** What you are asked to do **
Return each line of the listing that contains the string "value".

** Data shown **

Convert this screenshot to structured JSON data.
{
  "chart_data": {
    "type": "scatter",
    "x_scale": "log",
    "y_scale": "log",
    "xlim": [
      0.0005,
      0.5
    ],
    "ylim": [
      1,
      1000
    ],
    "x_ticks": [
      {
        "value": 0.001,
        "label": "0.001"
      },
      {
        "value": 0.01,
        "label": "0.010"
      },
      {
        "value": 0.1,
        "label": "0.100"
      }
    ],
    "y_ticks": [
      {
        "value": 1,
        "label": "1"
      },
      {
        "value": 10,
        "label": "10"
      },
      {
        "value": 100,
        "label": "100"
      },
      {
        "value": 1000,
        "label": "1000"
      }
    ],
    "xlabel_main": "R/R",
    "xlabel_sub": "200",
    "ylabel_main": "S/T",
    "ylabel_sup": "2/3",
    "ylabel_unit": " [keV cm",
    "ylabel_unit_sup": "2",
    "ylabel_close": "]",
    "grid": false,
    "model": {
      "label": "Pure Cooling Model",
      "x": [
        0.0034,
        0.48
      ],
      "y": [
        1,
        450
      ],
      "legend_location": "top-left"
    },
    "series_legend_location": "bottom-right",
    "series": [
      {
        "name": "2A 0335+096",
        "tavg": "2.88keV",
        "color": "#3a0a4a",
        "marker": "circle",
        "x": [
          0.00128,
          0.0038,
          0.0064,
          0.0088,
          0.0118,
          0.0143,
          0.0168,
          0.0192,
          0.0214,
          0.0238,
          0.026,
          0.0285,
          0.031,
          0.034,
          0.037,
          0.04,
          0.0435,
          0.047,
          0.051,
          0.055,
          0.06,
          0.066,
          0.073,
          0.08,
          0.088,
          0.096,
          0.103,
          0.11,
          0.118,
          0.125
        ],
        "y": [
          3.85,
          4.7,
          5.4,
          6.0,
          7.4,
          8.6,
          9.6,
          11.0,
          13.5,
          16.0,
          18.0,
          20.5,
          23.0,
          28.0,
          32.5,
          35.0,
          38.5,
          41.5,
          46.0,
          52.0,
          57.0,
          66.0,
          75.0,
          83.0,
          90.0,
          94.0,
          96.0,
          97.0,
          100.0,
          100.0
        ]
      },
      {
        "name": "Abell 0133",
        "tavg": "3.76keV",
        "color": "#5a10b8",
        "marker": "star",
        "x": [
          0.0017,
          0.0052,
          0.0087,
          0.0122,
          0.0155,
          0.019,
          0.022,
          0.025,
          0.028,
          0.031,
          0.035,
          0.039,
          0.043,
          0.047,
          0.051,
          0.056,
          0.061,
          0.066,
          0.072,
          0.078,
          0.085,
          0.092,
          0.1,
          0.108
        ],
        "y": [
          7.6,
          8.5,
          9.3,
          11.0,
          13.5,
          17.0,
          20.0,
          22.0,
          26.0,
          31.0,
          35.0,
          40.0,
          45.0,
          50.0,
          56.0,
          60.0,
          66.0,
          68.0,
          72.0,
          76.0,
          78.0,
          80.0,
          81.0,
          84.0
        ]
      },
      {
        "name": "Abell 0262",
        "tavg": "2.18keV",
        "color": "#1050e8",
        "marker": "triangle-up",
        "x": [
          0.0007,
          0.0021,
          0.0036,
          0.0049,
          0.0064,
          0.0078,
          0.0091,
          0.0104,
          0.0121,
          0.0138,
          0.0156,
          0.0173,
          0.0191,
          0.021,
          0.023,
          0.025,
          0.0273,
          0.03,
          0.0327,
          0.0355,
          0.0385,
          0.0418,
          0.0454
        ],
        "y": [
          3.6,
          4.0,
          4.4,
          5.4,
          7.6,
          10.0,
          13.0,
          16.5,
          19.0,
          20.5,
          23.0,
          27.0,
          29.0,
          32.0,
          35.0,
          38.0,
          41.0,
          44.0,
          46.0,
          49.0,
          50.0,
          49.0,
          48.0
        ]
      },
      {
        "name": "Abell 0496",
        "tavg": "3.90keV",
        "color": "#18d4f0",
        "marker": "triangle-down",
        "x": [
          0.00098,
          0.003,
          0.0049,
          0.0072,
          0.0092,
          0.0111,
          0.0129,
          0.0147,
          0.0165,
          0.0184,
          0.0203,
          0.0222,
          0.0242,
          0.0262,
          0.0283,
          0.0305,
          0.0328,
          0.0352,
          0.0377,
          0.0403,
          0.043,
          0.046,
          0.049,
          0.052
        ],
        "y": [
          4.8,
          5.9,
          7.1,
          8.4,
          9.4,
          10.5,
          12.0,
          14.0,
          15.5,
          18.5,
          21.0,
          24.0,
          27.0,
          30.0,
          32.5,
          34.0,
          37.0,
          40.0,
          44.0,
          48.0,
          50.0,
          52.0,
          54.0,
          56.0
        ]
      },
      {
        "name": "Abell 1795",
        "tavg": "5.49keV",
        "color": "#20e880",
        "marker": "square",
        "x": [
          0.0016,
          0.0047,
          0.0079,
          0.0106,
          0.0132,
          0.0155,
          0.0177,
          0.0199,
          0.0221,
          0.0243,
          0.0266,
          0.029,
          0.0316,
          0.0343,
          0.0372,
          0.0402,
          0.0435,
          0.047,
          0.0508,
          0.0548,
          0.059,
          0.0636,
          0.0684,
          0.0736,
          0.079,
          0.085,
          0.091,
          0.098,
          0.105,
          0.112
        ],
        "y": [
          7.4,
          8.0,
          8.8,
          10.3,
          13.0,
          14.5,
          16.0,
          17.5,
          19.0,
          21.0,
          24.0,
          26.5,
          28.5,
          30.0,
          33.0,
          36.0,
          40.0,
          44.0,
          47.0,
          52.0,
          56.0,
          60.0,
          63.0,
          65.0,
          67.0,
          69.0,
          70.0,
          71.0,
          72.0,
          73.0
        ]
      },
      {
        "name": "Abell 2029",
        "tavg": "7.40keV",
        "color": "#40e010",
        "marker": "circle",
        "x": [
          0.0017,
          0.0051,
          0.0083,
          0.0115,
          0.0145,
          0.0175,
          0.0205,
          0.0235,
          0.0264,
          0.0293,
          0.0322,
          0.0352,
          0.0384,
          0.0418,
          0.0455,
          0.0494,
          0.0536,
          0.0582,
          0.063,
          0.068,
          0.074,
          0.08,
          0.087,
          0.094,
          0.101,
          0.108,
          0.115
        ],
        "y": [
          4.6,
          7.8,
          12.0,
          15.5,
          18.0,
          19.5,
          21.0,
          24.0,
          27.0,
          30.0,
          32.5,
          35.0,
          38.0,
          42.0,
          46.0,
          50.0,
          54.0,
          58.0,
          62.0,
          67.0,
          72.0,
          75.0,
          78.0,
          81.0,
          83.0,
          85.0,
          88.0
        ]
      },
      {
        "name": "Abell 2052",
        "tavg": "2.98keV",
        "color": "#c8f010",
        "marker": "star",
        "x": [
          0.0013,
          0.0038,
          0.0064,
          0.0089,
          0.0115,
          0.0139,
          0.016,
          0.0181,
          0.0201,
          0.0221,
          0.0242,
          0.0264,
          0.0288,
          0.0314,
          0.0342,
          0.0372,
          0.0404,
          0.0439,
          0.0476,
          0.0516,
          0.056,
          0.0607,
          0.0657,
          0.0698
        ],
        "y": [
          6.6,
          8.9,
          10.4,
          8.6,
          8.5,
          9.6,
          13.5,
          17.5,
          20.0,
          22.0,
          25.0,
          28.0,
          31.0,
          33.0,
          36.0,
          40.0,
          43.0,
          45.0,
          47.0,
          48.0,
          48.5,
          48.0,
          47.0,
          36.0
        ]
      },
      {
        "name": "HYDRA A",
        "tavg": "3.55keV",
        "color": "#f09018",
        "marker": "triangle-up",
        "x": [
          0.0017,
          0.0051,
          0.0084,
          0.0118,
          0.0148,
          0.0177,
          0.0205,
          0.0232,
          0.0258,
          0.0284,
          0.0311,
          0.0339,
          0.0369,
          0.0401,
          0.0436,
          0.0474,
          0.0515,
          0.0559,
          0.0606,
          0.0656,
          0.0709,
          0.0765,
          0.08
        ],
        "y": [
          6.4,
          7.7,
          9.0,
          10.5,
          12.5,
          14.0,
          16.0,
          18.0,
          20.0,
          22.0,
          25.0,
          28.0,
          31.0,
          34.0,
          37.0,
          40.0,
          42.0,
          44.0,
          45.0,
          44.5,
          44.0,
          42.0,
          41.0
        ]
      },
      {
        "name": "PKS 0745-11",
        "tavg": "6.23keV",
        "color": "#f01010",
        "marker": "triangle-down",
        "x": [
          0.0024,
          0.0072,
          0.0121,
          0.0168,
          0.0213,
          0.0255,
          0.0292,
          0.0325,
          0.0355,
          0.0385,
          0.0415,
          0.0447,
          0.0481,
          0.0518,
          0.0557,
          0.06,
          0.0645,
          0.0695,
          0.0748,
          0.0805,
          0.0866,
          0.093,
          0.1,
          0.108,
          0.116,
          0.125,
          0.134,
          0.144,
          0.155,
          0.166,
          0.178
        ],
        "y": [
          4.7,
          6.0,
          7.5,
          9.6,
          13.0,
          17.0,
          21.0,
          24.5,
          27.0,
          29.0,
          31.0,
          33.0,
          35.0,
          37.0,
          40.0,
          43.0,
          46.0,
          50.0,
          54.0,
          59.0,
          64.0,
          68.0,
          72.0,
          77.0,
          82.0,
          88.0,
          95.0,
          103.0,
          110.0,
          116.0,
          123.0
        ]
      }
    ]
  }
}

** Result of this exercise **
        "value": 0.001,
        "value": 0.01,
        "value": 0.1,
        "value": 1,
        "value": 10,
        "value": 100,
        "value": 1000,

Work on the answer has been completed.